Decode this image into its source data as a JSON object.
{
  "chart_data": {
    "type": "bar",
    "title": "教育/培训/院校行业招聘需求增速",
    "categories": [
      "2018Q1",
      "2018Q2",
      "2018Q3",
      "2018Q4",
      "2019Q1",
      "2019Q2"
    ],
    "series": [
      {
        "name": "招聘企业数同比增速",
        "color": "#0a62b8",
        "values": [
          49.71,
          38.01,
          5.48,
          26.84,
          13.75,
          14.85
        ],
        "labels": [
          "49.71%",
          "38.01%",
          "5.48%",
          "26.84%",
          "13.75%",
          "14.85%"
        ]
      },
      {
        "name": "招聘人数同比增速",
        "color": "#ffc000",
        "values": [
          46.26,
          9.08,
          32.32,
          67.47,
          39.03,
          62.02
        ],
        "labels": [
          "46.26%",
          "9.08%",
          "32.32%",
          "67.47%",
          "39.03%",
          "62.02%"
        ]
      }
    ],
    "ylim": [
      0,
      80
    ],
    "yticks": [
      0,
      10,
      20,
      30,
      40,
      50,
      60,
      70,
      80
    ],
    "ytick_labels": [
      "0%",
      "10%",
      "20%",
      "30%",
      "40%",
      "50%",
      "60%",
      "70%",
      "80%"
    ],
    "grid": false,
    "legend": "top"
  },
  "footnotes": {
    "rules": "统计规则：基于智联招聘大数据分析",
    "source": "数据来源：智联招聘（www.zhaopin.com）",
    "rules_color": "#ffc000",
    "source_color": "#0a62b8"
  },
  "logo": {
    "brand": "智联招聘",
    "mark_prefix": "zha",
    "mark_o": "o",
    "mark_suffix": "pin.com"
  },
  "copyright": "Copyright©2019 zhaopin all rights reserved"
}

---

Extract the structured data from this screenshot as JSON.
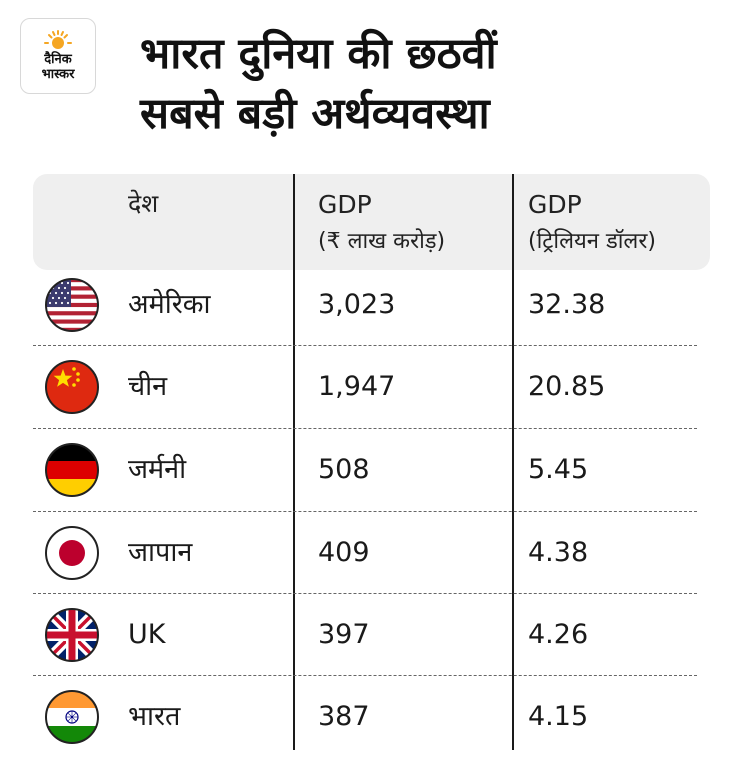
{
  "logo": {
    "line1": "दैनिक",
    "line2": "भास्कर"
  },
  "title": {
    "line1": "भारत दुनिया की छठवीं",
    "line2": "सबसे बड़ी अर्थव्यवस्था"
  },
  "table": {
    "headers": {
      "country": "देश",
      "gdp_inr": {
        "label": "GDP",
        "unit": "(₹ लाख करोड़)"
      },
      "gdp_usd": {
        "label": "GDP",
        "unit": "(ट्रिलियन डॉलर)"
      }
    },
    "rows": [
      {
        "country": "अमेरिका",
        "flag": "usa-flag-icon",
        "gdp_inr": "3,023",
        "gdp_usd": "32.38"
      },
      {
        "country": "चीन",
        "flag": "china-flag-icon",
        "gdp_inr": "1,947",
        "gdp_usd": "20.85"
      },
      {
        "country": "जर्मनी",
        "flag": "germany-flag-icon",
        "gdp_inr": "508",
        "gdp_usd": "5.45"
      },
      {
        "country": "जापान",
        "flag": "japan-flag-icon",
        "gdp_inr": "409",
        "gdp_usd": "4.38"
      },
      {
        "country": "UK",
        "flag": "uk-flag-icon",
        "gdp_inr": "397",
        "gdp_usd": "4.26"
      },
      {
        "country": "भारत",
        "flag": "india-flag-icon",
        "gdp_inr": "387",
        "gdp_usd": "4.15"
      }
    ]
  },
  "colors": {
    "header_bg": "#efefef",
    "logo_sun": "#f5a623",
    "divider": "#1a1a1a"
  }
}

_Work to be completed_
Identify lines with the string "this". Copy each one.

_Response_
Decode this image into its source data as a JSON object.
Extract the structured data from this screenshot as JSON.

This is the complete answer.